■ What the task requires:
Find the line containing "Read this page and output its text content.". Retype it and every line after it through the end of the entries, exactly as written, with nothing added.

--- Start of Material to process ---

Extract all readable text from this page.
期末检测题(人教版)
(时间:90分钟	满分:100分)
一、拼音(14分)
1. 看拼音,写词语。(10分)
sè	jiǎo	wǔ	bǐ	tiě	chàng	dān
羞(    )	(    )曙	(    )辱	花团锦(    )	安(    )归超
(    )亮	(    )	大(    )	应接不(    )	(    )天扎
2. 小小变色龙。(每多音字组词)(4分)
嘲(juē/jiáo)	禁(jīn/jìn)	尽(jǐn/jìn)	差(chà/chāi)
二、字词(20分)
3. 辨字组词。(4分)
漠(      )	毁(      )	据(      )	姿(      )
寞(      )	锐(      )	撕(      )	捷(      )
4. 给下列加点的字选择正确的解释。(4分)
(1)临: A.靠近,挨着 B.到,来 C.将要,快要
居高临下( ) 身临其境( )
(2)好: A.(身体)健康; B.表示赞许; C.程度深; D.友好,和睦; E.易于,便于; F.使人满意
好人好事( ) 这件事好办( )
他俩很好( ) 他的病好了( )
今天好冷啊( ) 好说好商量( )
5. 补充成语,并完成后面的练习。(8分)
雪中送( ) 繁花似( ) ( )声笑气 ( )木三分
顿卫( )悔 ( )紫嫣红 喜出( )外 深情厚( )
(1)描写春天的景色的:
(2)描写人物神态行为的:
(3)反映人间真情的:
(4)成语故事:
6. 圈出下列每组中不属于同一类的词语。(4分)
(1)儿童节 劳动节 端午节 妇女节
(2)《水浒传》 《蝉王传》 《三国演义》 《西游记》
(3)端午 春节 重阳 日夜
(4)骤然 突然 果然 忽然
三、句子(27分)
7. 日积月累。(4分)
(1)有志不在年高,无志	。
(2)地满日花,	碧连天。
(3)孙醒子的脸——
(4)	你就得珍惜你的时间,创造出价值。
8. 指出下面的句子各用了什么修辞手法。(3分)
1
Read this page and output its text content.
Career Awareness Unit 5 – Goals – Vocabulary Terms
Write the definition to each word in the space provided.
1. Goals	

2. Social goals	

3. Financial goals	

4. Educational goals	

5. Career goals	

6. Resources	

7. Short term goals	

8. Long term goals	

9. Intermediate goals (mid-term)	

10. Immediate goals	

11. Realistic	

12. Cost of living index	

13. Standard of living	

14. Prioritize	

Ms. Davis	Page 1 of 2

--- End of Material to process ---

■ Correct answer:
Read this page and output its text content.
Career Awareness Unit 5 – Goals – Vocabulary Terms
Write the definition to each word in the space provided.
1. Goals	

2. Social goals	

3. Financial goals	

4. Educational goals	

5. Career goals	

6. Resources	

7. Short term goals	

8. Long term goals	

9. Intermediate goals (mid-term)	

10. Immediate goals	

11. Realistic	

12. Cost of living index	

13. Standard of living	

14. Prioritize	

Ms. Davis	Page 1 of 2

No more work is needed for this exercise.